> _TASK REQUIREMENTS_:
Transcribe the entries below exactly.

Records from a collection

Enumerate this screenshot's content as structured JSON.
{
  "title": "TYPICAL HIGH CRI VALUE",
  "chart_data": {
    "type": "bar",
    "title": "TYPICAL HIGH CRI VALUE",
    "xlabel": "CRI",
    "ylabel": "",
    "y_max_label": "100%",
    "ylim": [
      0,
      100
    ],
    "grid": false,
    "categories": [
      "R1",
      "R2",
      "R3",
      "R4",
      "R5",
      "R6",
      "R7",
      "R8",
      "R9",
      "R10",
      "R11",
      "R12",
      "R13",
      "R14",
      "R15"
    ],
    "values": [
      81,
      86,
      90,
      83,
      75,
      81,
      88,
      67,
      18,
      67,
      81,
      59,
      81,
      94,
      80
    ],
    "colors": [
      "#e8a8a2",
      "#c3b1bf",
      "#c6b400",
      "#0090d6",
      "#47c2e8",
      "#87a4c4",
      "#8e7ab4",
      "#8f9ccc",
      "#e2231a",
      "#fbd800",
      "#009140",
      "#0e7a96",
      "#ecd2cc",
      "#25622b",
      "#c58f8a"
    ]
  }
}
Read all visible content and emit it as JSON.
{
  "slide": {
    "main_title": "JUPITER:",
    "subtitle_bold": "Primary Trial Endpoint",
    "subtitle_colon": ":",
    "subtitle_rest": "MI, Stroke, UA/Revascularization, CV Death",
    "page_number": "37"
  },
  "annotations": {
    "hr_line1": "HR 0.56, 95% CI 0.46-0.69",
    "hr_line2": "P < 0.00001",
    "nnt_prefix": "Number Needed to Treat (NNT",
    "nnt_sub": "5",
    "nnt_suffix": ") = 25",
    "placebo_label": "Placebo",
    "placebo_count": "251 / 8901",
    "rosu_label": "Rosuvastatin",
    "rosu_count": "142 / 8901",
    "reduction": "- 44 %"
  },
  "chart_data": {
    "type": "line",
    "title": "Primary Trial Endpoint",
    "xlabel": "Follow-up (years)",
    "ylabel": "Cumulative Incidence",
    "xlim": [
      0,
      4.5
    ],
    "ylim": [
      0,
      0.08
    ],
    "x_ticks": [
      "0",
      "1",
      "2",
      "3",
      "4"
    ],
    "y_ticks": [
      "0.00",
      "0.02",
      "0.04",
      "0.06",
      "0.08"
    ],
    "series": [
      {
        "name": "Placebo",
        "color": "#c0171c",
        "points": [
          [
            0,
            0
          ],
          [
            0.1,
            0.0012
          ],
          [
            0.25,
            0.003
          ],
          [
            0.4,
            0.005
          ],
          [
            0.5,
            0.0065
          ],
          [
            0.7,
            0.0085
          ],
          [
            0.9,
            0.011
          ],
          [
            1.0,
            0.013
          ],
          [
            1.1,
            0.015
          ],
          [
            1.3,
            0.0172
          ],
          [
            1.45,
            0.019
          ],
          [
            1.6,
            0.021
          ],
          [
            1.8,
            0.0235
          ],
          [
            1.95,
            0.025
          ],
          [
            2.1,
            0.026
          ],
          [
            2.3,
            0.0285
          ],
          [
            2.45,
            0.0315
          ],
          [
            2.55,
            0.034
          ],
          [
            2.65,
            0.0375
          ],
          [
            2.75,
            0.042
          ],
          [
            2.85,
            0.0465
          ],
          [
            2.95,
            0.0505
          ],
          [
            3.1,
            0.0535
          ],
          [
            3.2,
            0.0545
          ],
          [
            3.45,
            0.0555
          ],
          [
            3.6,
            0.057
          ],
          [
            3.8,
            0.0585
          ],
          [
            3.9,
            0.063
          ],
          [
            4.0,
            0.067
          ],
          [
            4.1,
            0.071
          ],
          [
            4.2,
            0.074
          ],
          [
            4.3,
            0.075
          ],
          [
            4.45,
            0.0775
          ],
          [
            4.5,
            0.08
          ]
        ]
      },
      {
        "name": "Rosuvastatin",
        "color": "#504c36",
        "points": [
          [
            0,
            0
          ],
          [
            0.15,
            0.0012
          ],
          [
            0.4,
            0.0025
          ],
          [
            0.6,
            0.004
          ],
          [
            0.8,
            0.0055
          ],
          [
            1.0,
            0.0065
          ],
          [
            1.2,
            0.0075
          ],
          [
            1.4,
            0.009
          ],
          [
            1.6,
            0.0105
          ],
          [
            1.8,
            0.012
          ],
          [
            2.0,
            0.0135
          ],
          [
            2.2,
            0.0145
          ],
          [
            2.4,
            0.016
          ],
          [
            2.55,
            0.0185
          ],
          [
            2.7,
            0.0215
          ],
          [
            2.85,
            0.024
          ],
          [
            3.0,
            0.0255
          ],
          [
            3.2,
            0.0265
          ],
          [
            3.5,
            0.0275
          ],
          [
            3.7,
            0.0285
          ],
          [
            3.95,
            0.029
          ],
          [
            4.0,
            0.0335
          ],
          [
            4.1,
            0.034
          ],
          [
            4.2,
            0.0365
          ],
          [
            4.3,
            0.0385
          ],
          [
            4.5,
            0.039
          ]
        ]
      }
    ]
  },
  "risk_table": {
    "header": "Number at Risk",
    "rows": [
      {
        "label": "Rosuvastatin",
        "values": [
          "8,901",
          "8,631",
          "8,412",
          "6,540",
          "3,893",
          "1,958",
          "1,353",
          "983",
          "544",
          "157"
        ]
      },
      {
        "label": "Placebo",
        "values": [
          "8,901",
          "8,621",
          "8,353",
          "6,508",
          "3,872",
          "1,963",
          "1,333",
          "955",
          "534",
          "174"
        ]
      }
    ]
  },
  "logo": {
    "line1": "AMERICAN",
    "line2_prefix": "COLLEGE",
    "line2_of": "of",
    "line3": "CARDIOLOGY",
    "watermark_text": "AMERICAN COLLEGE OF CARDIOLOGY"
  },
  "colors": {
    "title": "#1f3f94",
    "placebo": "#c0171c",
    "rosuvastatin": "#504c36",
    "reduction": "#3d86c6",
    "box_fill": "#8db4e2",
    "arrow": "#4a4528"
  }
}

> _ANSWER TO THE PROBLEM_:
Enumerate this screenshot's content as structured JSON.
{
  "title": "TYPICAL HIGH CRI VALUE",
  "chart_data": {
    "type": "bar",
    "title": "TYPICAL HIGH CRI VALUE",
    "xlabel": "CRI",
    "ylabel": "",
    "y_max_label": "100%",
    "ylim": [
      0,
      100
    ],
    "grid": false,
    "categories": [
      "R1",
      "R2",
      "R3",
      "R4",
      "R5",
      "R6",
      "R7",
      "R8",
      "R9",
      "R10",
      "R11",
      "R12",
      "R13",
      "R14",
      "R15"
    ],
    "values": [
      81,
      86,
      90,
      83,
      75,
      81,
      88,
      67,
      18,
      67,
      81,
      59,
      81,
      94,
      80
    ],
    "colors": [
      "#e8a8a2",
      "#c3b1bf",
      "#c6b400",
      "#0090d6",
      "#47c2e8",
      "#87a4c4",
      "#8e7ab4",
      "#8f9ccc",
      "#e2231a",
      "#fbd800",
      "#009140",
      "#0e7a96",
      "#ecd2cc",
      "#25622b",
      "#c58f8a"
    ]
  }
}
Read all visible content and emit it as JSON.
{
  "slide": {
    "main_title": "JUPITER:",
    "subtitle_bold": "Primary Trial Endpoint",
    "subtitle_colon": ":",
    "subtitle_rest": "MI, Stroke, UA/Revascularization, CV Death",
    "page_number": "37"
  },
  "annotations": {
    "hr_line1": "HR 0.56, 95% CI 0.46-0.69",
    "hr_line2": "P < 0.00001",
    "nnt_prefix": "Number Needed to Treat (NNT",
    "nnt_sub": "5",
    "nnt_suffix": ") = 25",
    "placebo_label": "Placebo",
    "placebo_count": "251 / 8901",
    "rosu_label": "Rosuvastatin",
    "rosu_count": "142 / 8901",
    "reduction": "- 44 %"
  },
  "chart_data": {
    "type": "line",
    "title": "Primary Trial Endpoint",
    "xlabel": "Follow-up (years)",
    "ylabel": "Cumulative Incidence",
    "xlim": [
      0,
      4.5
    ],
    "ylim": [
      0,
      0.08
    ],
    "x_ticks": [
      "0",
      "1",
      "2",
      "3",
      "4"
    ],
    "y_ticks": [
      "0.00",
      "0.02",
      "0.04",
      "0.06",
      "0.08"
    ],
    "series": [
      {
        "name": "Placebo",
        "color": "#c0171c",
        "points": [
          [
            0,
            0
          ],
          [
            0.1,
            0.0012
          ],
          [
            0.25,
            0.003
          ],
          [
            0.4,
            0.005
          ],
          [
            0.5,
            0.0065
          ],
          [
            0.7,
            0.0085
          ],
          [
            0.9,
            0.011
          ],
          [
            1.0,
            0.013
          ],
          [
            1.1,
            0.015
          ],
          [
            1.3,
            0.0172
          ],
          [
            1.45,
            0.019
          ],
          [
            1.6,
            0.021
          ],
          [
            1.8,
            0.0235
          ],
          [
            1.95,
            0.025
          ],
          [
            2.1,
            0.026
          ],
          [
            2.3,
            0.0285
          ],
          [
            2.45,
            0.0315
          ],
          [
            2.55,
            0.034
          ],
          [
            2.65,
            0.0375
          ],
          [
            2.75,
            0.042
          ],
          [
            2.85,
            0.0465
          ],
          [
            2.95,
            0.0505
          ],
          [
            3.1,
            0.0535
          ],
          [
            3.2,
            0.0545
          ],
          [
            3.45,
            0.0555
          ],
          [
            3.6,
            0.057
          ],
          [
            3.8,
            0.0585
          ],
          [
            3.9,
            0.063
          ],
          [
            4.0,
            0.067
          ],
          [
            4.1,
            0.071
          ],
          [
            4.2,
            0.074
          ],
          [
            4.3,
            0.075
          ],
          [
            4.45,
            0.0775
          ],
          [
            4.5,
            0.08
          ]
        ]
      },
      {
        "name": "Rosuvastatin",
        "color": "#504c36",
        "points": [
          [
            0,
            0
          ],
          [
            0.15,
            0.0012
          ],
          [
            0.4,
            0.0025
          ],
          [
            0.6,
            0.004
          ],
          [
            0.8,
            0.0055
          ],
          [
            1.0,
            0.0065
          ],
          [
            1.2,
            0.0075
          ],
          [
            1.4,
            0.009
          ],
          [
            1.6,
            0.0105
          ],
          [
            1.8,
            0.012
          ],
          [
            2.0,
            0.0135
          ],
          [
            2.2,
            0.0145
          ],
          [
            2.4,
            0.016
          ],
          [
            2.55,
            0.0185
          ],
          [
            2.7,
            0.0215
          ],
          [
            2.85,
            0.024
          ],
          [
            3.0,
            0.0255
          ],
          [
            3.2,
            0.0265
          ],
          [
            3.5,
            0.0275
          ],
          [
            3.7,
            0.0285
          ],
          [
            3.95,
            0.029
          ],
          [
            4.0,
            0.0335
          ],
          [
            4.1,
            0.034
          ],
          [
            4.2,
            0.0365
          ],
          [
            4.3,
            0.0385
          ],
          [
            4.5,
            0.039
          ]
        ]
      }
    ]
  },
  "risk_table": {
    "header": "Number at Risk",
    "rows": [
      {
        "label": "Rosuvastatin",
        "values": [
          "8,901",
          "8,631",
          "8,412",
          "6,540",
          "3,893",
          "1,958",
          "1,353",
          "983",
          "544",
          "157"
        ]
      },
      {
        "label": "Placebo",
        "values": [
          "8,901",
          "8,621",
          "8,353",
          "6,508",
          "3,872",
          "1,963",
          "1,333",
          "955",
          "534",
          "174"
        ]
      }
    ]
  },
  "logo": {
    "line1": "AMERICAN",
    "line2_prefix": "COLLEGE",
    "line2_of": "of",
    "line3": "CARDIOLOGY",
    "watermark_text": "AMERICAN COLLEGE OF CARDIOLOGY"
  },
  "colors": {
    "title": "#1f3f94",
    "placebo": "#c0171c",
    "rosuvastatin": "#504c36",
    "reduction": "#3d86c6",
    "box_fill": "#8db4e2",
    "arrow": "#4a4528"
  }
}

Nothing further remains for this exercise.